- _SET TASK_
Leave out the pictures and copy everything else below exactly.
--- MATERIAL SHOWN ---
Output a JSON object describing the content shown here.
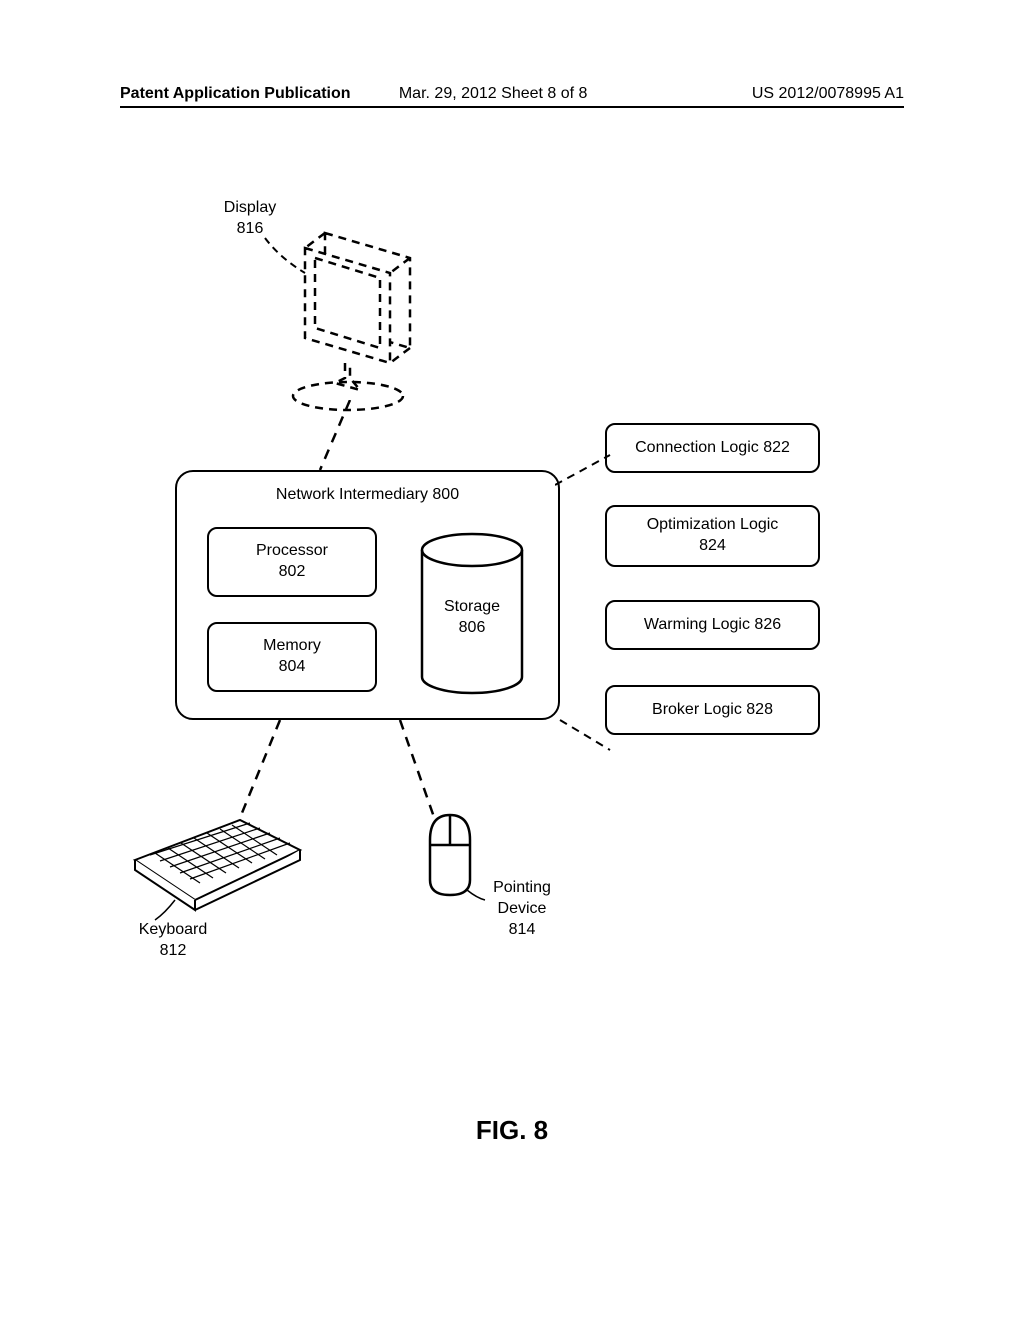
{
  "header": {
    "left": "Patent Application Publication",
    "center": "Mar. 29, 2012  Sheet 8 of 8",
    "right": "US 2012/0078995 A1"
  },
  "display": {
    "label": "Display",
    "ref": "816"
  },
  "main": {
    "title": "Network Intermediary 800",
    "processor": {
      "label": "Processor",
      "ref": "802"
    },
    "memory": {
      "label": "Memory",
      "ref": "804"
    },
    "storage": {
      "label": "Storage",
      "ref": "806"
    }
  },
  "logic": {
    "connection": "Connection Logic 822",
    "optimization": {
      "label": "Optimization Logic",
      "ref": "824"
    },
    "warming": "Warming Logic 826",
    "broker": "Broker Logic 828"
  },
  "keyboard": {
    "label": "Keyboard",
    "ref": "812"
  },
  "pointing": {
    "label": "Pointing",
    "label2": "Device",
    "ref": "814"
  },
  "figure": "FIG. 8"
}
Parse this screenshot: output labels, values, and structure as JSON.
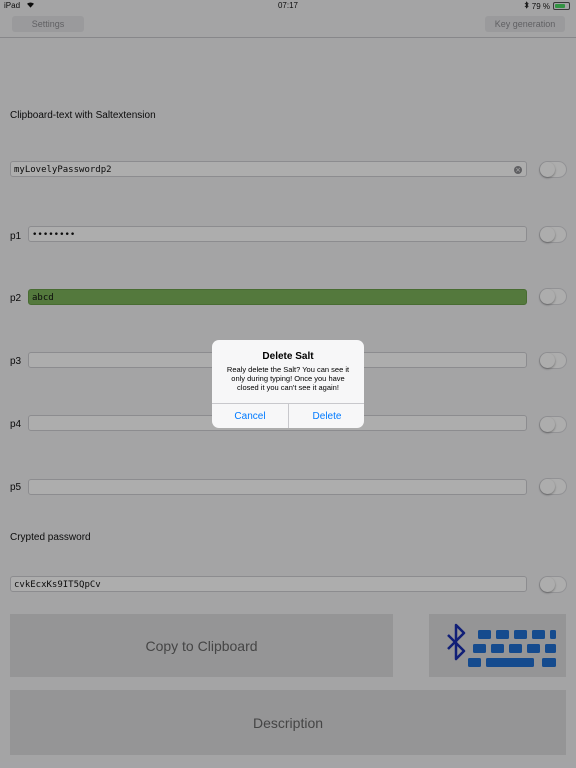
{
  "status": {
    "device": "iPad",
    "time": "07:17",
    "battery": "79 %"
  },
  "nav": {
    "left": "Settings",
    "right": "Key generation"
  },
  "clipboard_label": "Clipboard-text with Saltextension",
  "clipboard_value": "myLovelyPasswordp2",
  "fields": [
    {
      "label": "p1",
      "value": "••••••••"
    },
    {
      "label": "p2",
      "value": "abcd"
    },
    {
      "label": "p3",
      "value": ""
    },
    {
      "label": "p4",
      "value": ""
    },
    {
      "label": "p5",
      "value": ""
    }
  ],
  "crypted_label": "Crypted password",
  "crypted_value": "cvkEcxKs9IT5QpCv",
  "copy_button": "Copy to Clipboard",
  "description_button": "Description",
  "alert": {
    "title": "Delete Salt",
    "message": "Realy delete the Salt? You can see it only during typing! Once you have closed it you can't see it again!",
    "cancel": "Cancel",
    "delete": "Delete"
  },
  "colors": {
    "accent": "#007aff",
    "filled_field": "#7cb35a",
    "keyboard_icon": "#1f6fd1",
    "bluetooth_icon": "#1a2fb0"
  }
}
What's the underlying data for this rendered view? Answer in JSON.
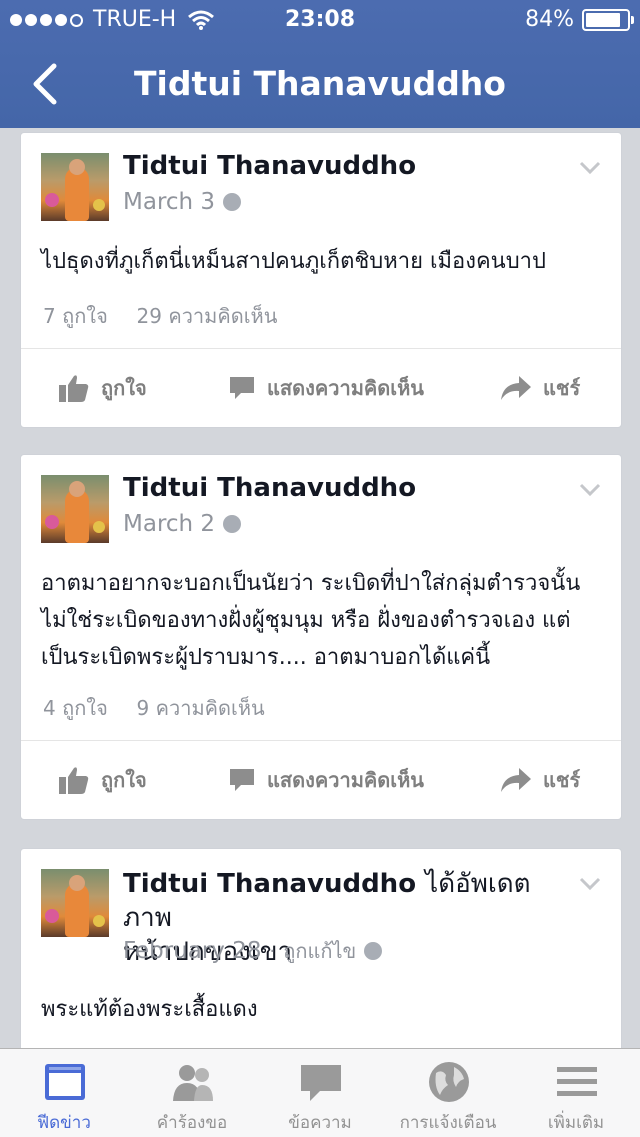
---
- _EXERCISE SOLUTION_
Output a JSON object describing the content shown here.
{
  "header": {
    "left": "Patent Application Publication",
    "center": "Mar. 29, 2012  Sheet 8 of 8",
    "right": "US 2012/0078995 A1"
  },
  "display": {
    "label": "Display",
    "ref": "816"
  },
  "main": {
    "title": "Network Intermediary 800",
    "processor": {
      "label": "Processor",
      "ref": "802"
    },
    "memory": {
      "label": "Memory",
      "ref": "804"
    },
    "storage": {
      "label": "Storage",
      "ref": "806"
    }
  },
  "logic": {
    "connection": "Connection Logic 822",
    "optimization": {
      "label": "Optimization Logic",
      "ref": "824"
    },
    "warming": "Warming Logic 826",
    "broker": "Broker Logic 828"
  },
  "keyboard": {
    "label": "Keyboard",
    "ref": "812"
  },
  "pointing": {
    "label": "Pointing",
    "label2": "Device",
    "ref": "814"
  },
  "figure": "FIG. 8"
}
Parse this screenshot: output labels, values, and structure as JSON.
{
  "status": {
    "device": "iPad",
    "time": "07:17",
    "battery": "79 %"
  },
  "nav": {
    "left": "Settings",
    "right": "Key generation"
  },
  "clipboard_label": "Clipboard-text with Saltextension",
  "clipboard_value": "myLovelyPasswordp2",
  "fields": [
    {
      "label": "p1",
      "value": "••••••••"
    },
    {
      "label": "p2",
      "value": "abcd"
    },
    {
      "label": "p3",
      "value": ""
    },
    {
      "label": "p4",
      "value": ""
    },
    {
      "label": "p5",
      "value": ""
    }
  ],
  "crypted_label": "Crypted password",
  "crypted_value": "cvkEcxKs9IT5QpCv",
  "copy_button": "Copy to Clipboard",
  "description_button": "Description",
  "alert": {
    "title": "Delete Salt",
    "message": "Realy delete the Salt? You can see it only during typing! Once you have closed it you can't see it again!",
    "cancel": "Cancel",
    "delete": "Delete"
  },
  "colors": {
    "accent": "#007aff",
    "filled_field": "#7cb35a",
    "keyboard_icon": "#1f6fd1",
    "bluetooth_icon": "#1a2fb0"
  }
}
What's the underlying data for this rendered view? Answer in JSON.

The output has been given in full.